** start Supplied data **
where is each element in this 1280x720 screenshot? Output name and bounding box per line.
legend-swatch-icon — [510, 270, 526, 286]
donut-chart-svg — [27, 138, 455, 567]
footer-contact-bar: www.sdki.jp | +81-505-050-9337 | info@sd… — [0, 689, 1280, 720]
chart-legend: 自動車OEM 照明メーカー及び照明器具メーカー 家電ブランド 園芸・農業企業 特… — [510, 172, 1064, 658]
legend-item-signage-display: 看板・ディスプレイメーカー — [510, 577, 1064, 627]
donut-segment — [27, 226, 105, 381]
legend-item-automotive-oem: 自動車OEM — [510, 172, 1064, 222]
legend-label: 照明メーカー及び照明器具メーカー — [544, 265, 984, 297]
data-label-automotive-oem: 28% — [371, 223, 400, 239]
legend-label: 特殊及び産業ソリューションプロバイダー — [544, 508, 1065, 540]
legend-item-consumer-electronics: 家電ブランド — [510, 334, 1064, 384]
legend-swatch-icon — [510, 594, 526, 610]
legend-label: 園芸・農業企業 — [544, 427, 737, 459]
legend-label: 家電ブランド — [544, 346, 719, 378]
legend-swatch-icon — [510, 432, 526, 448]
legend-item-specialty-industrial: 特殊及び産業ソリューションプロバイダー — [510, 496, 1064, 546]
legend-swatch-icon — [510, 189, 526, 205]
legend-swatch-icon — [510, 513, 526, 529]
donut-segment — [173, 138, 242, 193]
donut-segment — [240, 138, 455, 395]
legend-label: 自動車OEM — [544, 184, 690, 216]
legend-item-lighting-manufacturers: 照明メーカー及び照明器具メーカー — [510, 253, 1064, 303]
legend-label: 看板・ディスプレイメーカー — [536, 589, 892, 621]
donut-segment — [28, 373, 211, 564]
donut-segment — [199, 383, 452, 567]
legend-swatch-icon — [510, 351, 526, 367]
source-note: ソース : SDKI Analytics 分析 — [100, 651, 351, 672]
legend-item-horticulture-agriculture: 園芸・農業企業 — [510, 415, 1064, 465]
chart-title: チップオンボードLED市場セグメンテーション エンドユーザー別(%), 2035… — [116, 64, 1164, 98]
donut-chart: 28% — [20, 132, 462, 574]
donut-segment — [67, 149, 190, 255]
** end Supplied data **
◆ What is needed
Extract every line above that contains the string "label", matching case exactly.

◆ Task result
legend-label: 照明メーカー及び照明器具メーカー — [544, 265, 984, 297]
data-label-automotive-oem: 28% — [371, 223, 400, 239]
legend-label: 特殊及び産業ソリューションプロバイダー — [544, 508, 1065, 540]
legend-label: 園芸・農業企業 — [544, 427, 737, 459]
legend-label: 家電ブランド — [544, 346, 719, 378]
legend-label: 自動車OEM — [544, 184, 690, 216]
legend-label: 看板・ディスプレイメーカー — [536, 589, 892, 621]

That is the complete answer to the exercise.